■ **Task details**
Repeat each line of the material below exactly as it appears, minus any pictures.

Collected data
▼▼▼

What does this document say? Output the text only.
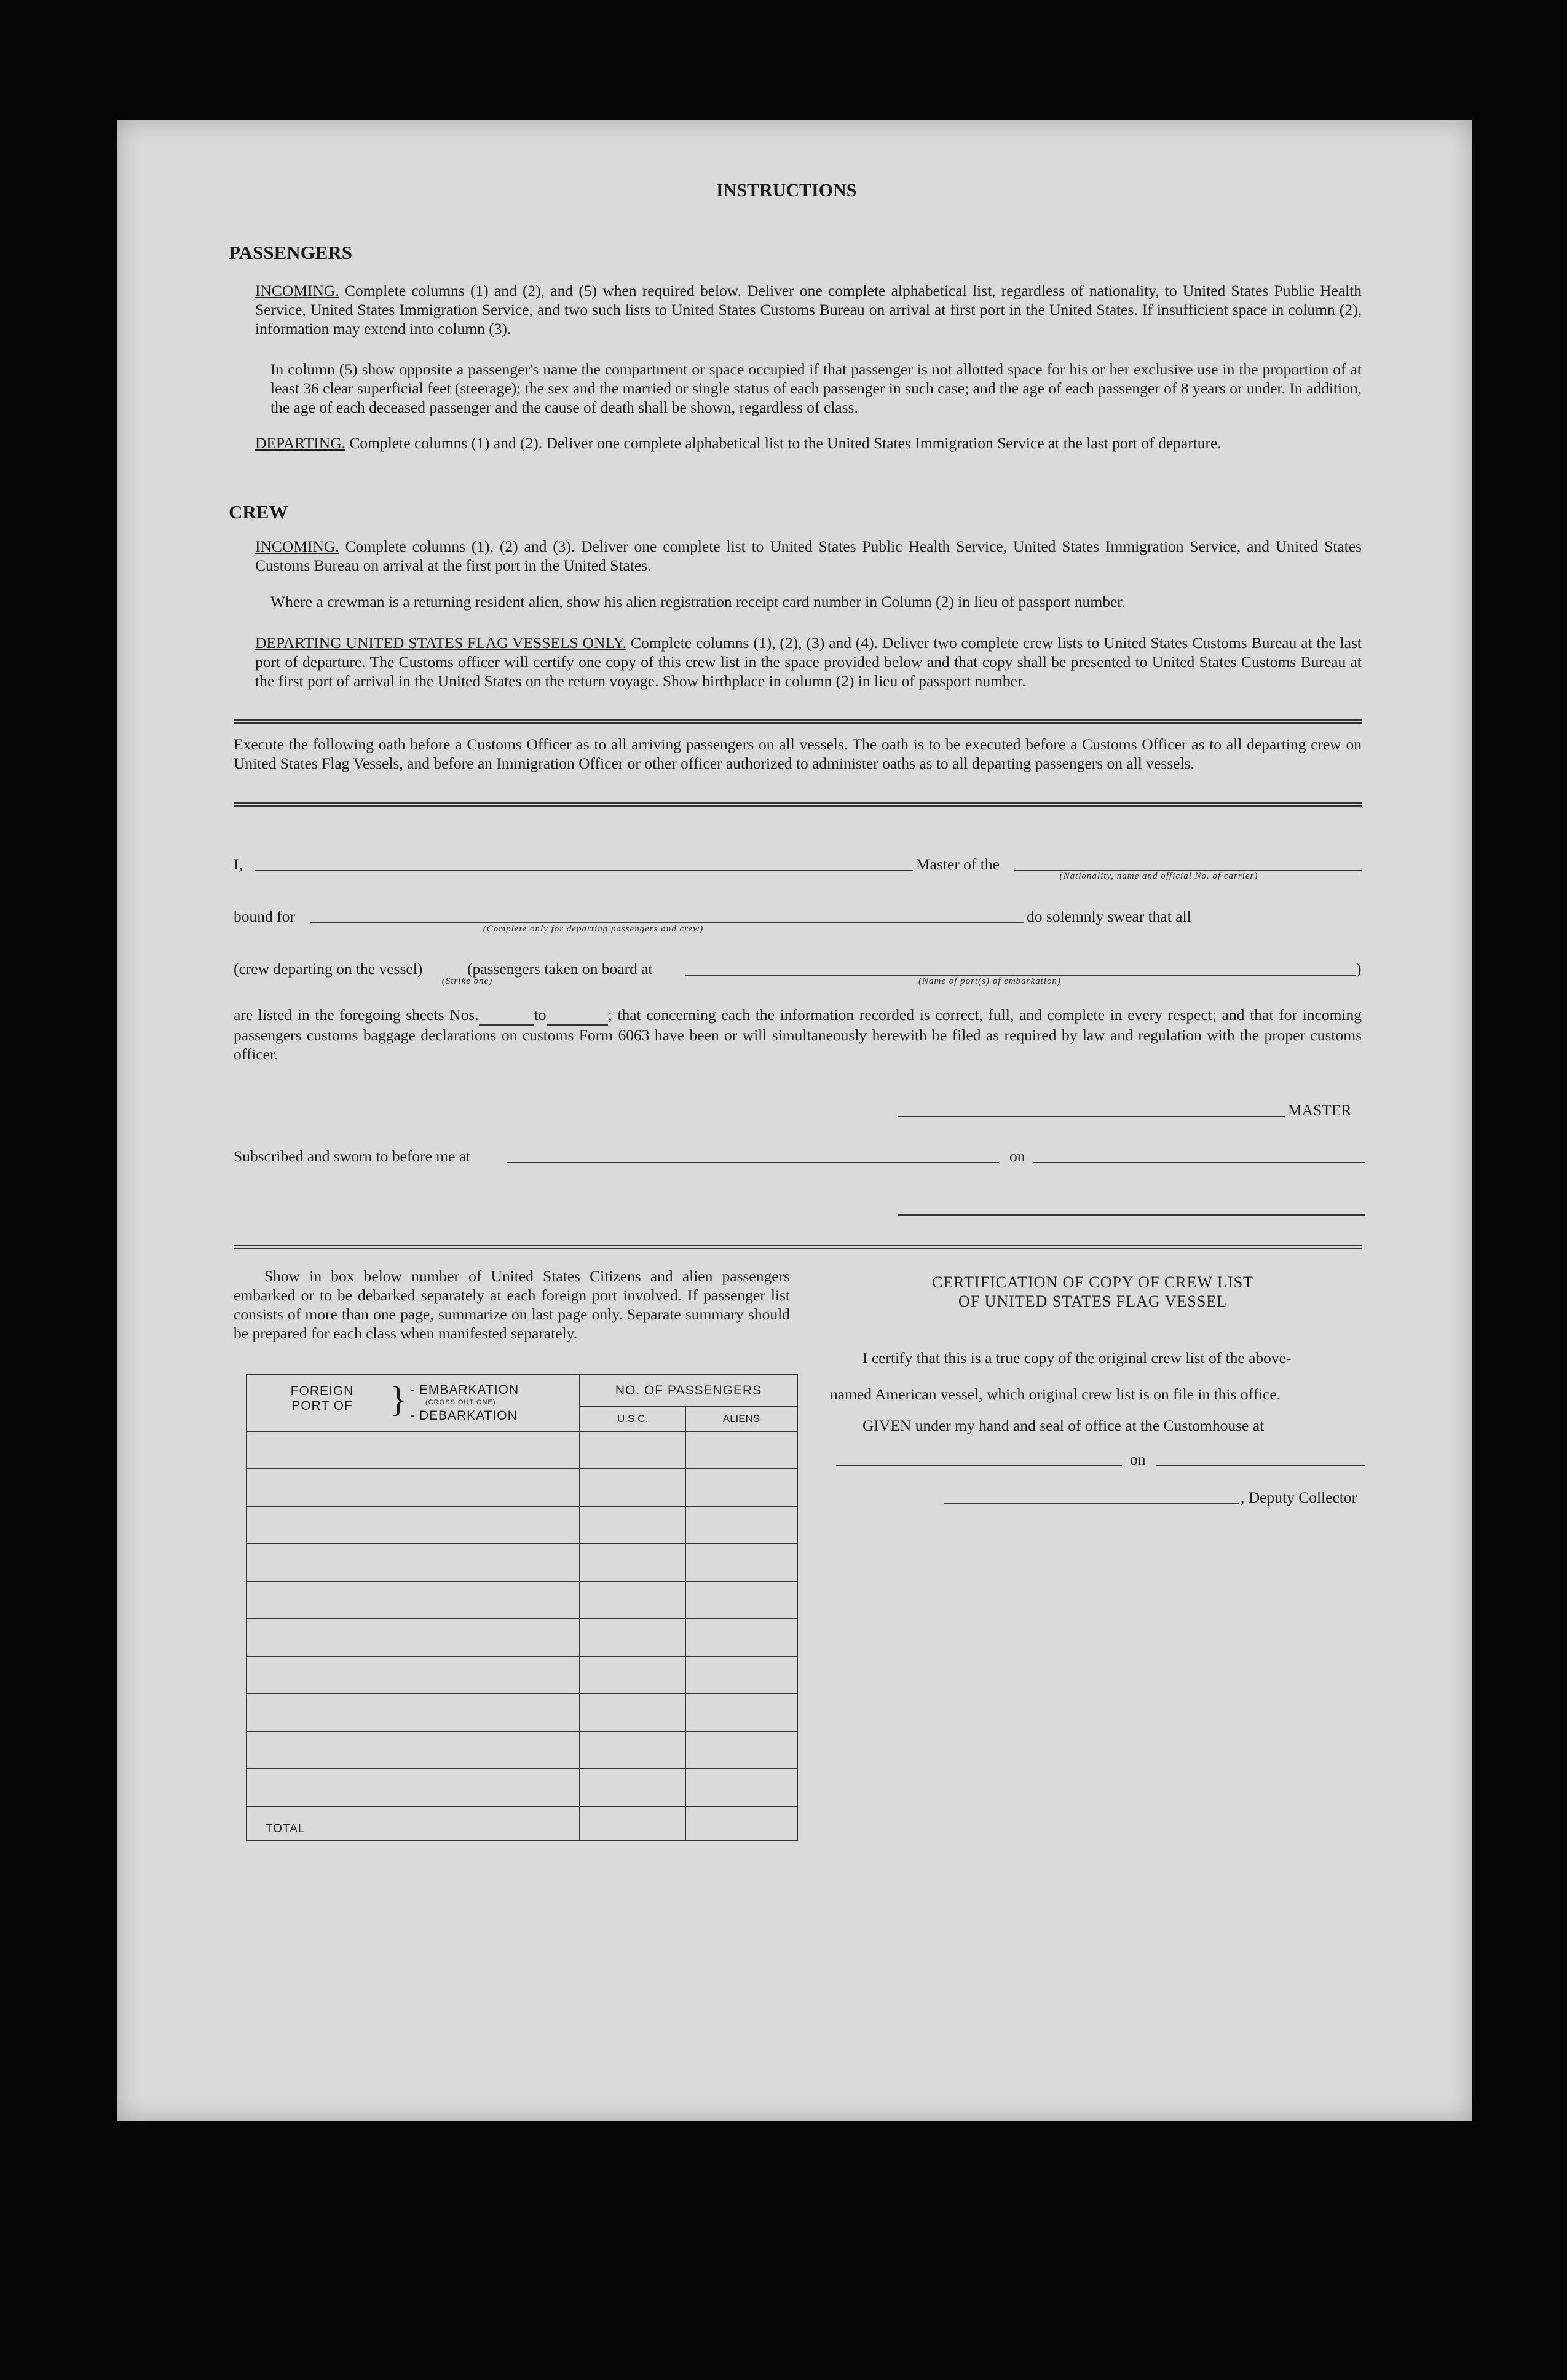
INSTRUCTIONS
PASSENGERS
INCOMING. Complete columns (1) and (2), and (5) when required below. Deliver one complete alphabetical list, regardless of nationality, to United States Public Health Service, United States Immigration Service, and two such lists to United States Customs Bureau on arrival at first port in the United States. If insufficient space in column (2), information may extend into column (3).
In column (5) show opposite a passenger's name the compartment or space occupied if that passenger is not allotted space for his or her exclusive use in the proportion of at least 36 clear superficial feet (steerage); the sex and the married or single status of each passenger in such case; and the age of each passenger of 8 years or under. In addition, the age of each deceased passenger and the cause of death shall be shown, regardless of class.
DEPARTING. Complete columns (1) and (2). Deliver one complete alphabetical list to the United States Immigration Service at the last port of departure.
CREW
INCOMING. Complete columns (1), (2) and (3). Deliver one complete list to United States Public Health Service, United States Immigration Service, and United States Customs Bureau on arrival at the first port in the United States.
Where a crewman is a returning resident alien, show his alien registration receipt card number in Column (2) in lieu of passport number.
DEPARTING UNITED STATES FLAG VESSELS ONLY. Complete columns (1), (2), (3) and (4). Deliver two complete crew lists to United States Customs Bureau at the last port of departure. The Customs officer will certify one copy of this crew list in the space provided below and that copy shall be presented to United States Customs Bureau at the first port of arrival in the United States on the return voyage. Show birthplace in column (2) in lieu of passport number.
Execute the following oath before a Customs Officer as to all arriving passengers on all vessels. The oath is to be executed before a Customs Officer as to all departing crew on United States Flag Vessels, and before an Immigration Officer or other officer authorized to administer oaths as to all departing passengers on all vessels.
I,	Master of the
(Nationality, name and official No. of carrier)
bound for
(Complete only for departing passengers and crew)
do solemnly swear that all
(crew departing on the vessel)	(passengers taken on board at	)
(Strike one)	(Name of port(s) of embarkation)
are listed in the foregoing sheets Nos.	to	; that concerning each the information recorded is correct, full, and complete in every respect; and that for incoming passengers customs baggage declarations on customs Form 6063 have been or will simultaneously herewith be filed as required by law and regulation with the proper customs officer.
MASTER
Subscribed and sworn to before me at	on
Show in box below number of United States Citizens and alien passengers embarked or to be debarked separately at each foreign port involved. If passenger list consists of more than one page, summarize on last page only. Separate summary should be prepared for each class when manifested separately.
FOREIGN PORT OF } - EMBARKATION
(CROSS OUT ONE)
- DEBARKATION	NO. OF PASSENGERS	
	U.S.C.	ALIENS

TOTAL		
CERTIFICATION OF COPY OF CREW LIST
OF UNITED STATES FLAG VESSEL
I certify that this is a true copy of the original crew list of the above-
named American vessel, which original crew list is on file in this office.
GIVEN under my hand and seal of office at the Customhouse at
on
, Deputy Collector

▲▲▲

■ **Task response**
What does this document say? Output the text only.
INSTRUCTIONS
PASSENGERS
INCOMING. Complete columns (1) and (2), and (5) when required below. Deliver one complete alphabetical list, regardless of nationality, to United States Public Health Service, United States Immigration Service, and two such lists to United States Customs Bureau on arrival at first port in the United States. If insufficient space in column (2), information may extend into column (3).
In column (5) show opposite a passenger's name the compartment or space occupied if that passenger is not allotted space for his or her exclusive use in the proportion of at least 36 clear superficial feet (steerage); the sex and the married or single status of each passenger in such case; and the age of each passenger of 8 years or under. In addition, the age of each deceased passenger and the cause of death shall be shown, regardless of class.
DEPARTING. Complete columns (1) and (2). Deliver one complete alphabetical list to the United States Immigration Service at the last port of departure.
CREW
INCOMING. Complete columns (1), (2) and (3). Deliver one complete list to United States Public Health Service, United States Immigration Service, and United States Customs Bureau on arrival at the first port in the United States.
Where a crewman is a returning resident alien, show his alien registration receipt card number in Column (2) in lieu of passport number.
DEPARTING UNITED STATES FLAG VESSELS ONLY. Complete columns (1), (2), (3) and (4). Deliver two complete crew lists to United States Customs Bureau at the last port of departure. The Customs officer will certify one copy of this crew list in the space provided below and that copy shall be presented to United States Customs Bureau at the first port of arrival in the United States on the return voyage. Show birthplace in column (2) in lieu of passport number.
Execute the following oath before a Customs Officer as to all arriving passengers on all vessels. The oath is to be executed before a Customs Officer as to all departing crew on United States Flag Vessels, and before an Immigration Officer or other officer authorized to administer oaths as to all departing passengers on all vessels.
I,	Master of the
(Nationality, name and official No. of carrier)
bound for
(Complete only for departing passengers and crew)
do solemnly swear that all
(crew departing on the vessel)	(passengers taken on board at	)
(Strike one)	(Name of port(s) of embarkation)
are listed in the foregoing sheets Nos.	to	; that concerning each the information recorded is correct, full, and complete in every respect; and that for incoming passengers customs baggage declarations on customs Form 6063 have been or will simultaneously herewith be filed as required by law and regulation with the proper customs officer.
MASTER
Subscribed and sworn to before me at	on
Show in box below number of United States Citizens and alien passengers embarked or to be debarked separately at each foreign port involved. If passenger list consists of more than one page, summarize on last page only. Separate summary should be prepared for each class when manifested separately.
FOREIGN PORT OF } - EMBARKATION
(CROSS OUT ONE)
- DEBARKATION	NO. OF PASSENGERS	
	U.S.C.	ALIENS

TOTAL		
CERTIFICATION OF COPY OF CREW LIST
OF UNITED STATES FLAG VESSEL
I certify that this is a true copy of the original crew list of the above-
named American vessel, which original crew list is on file in this office.
GIVEN under my hand and seal of office at the Customhouse at
on
, Deputy Collector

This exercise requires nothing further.